Given exercise: Can you write out all of the material below, word for word?

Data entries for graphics
☆ ☆ ☆ ☆ ☆ ☆ ☆
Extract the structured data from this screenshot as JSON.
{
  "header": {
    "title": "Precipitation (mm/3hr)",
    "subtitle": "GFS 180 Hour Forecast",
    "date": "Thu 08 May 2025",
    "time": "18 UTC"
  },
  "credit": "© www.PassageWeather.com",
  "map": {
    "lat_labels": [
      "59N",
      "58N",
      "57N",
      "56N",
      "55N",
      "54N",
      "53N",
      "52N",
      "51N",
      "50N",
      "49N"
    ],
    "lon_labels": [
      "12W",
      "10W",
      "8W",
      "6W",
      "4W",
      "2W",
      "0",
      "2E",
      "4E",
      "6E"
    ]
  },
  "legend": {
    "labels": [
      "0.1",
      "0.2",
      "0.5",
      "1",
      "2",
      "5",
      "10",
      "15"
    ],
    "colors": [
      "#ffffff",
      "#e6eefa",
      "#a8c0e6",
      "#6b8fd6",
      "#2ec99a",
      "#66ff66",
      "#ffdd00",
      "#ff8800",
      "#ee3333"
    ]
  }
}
☆ ☆ ☆ ☆ ☆ ☆ ☆
Task response:
Extract the structured data from this screenshot as JSON.
{
  "header": {
    "title": "Precipitation (mm/3hr)",
    "subtitle": "GFS 180 Hour Forecast",
    "date": "Thu 08 May 2025",
    "time": "18 UTC"
  },
  "credit": "© www.PassageWeather.com",
  "map": {
    "lat_labels": [
      "59N",
      "58N",
      "57N",
      "56N",
      "55N",
      "54N",
      "53N",
      "52N",
      "51N",
      "50N",
      "49N"
    ],
    "lon_labels": [
      "12W",
      "10W",
      "8W",
      "6W",
      "4W",
      "2W",
      "0",
      "2E",
      "4E",
      "6E"
    ]
  },
  "legend": {
    "labels": [
      "0.1",
      "0.2",
      "0.5",
      "1",
      "2",
      "5",
      "10",
      "15"
    ],
    "colors": [
      "#ffffff",
      "#e6eefa",
      "#a8c0e6",
      "#6b8fd6",
      "#2ec99a",
      "#66ff66",
      "#ffdd00",
      "#ff8800",
      "#ee3333"
    ]
  }
}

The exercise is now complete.